SET TASK
Leave out the images; return the rest of the data exactly.

Dataset items:

%%

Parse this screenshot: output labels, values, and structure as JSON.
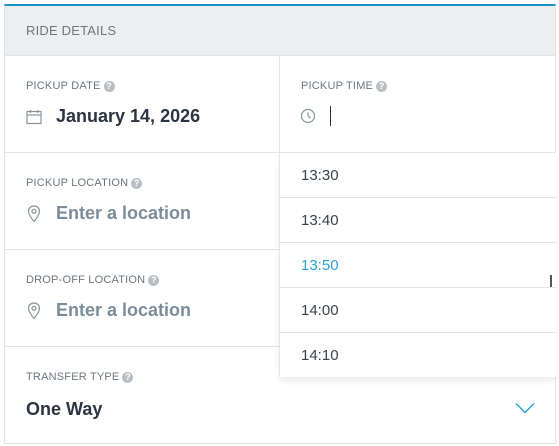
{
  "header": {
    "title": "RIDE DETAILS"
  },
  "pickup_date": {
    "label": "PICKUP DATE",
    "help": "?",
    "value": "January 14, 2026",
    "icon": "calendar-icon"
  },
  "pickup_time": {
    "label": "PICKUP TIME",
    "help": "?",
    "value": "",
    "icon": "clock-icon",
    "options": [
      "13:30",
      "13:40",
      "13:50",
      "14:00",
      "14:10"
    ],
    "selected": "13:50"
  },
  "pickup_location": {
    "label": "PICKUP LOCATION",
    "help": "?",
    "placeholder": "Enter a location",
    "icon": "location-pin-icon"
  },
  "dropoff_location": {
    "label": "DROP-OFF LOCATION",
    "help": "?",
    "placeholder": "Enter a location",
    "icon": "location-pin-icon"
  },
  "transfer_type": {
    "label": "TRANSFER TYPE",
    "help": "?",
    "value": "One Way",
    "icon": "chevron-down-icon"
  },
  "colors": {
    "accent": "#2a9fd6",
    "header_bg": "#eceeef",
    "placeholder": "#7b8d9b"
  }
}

%%

FINISHED TASK
Parse this screenshot: output labels, values, and structure as JSON.
{
  "header": {
    "title": "RIDE DETAILS"
  },
  "pickup_date": {
    "label": "PICKUP DATE",
    "help": "?",
    "value": "January 14, 2026",
    "icon": "calendar-icon"
  },
  "pickup_time": {
    "label": "PICKUP TIME",
    "help": "?",
    "value": "",
    "icon": "clock-icon",
    "options": [
      "13:30",
      "13:40",
      "13:50",
      "14:00",
      "14:10"
    ],
    "selected": "13:50"
  },
  "pickup_location": {
    "label": "PICKUP LOCATION",
    "help": "?",
    "placeholder": "Enter a location",
    "icon": "location-pin-icon"
  },
  "dropoff_location": {
    "label": "DROP-OFF LOCATION",
    "help": "?",
    "placeholder": "Enter a location",
    "icon": "location-pin-icon"
  },
  "transfer_type": {
    "label": "TRANSFER TYPE",
    "help": "?",
    "value": "One Way",
    "icon": "chevron-down-icon"
  },
  "colors": {
    "accent": "#2a9fd6",
    "header_bg": "#eceeef",
    "placeholder": "#7b8d9b"
  }
}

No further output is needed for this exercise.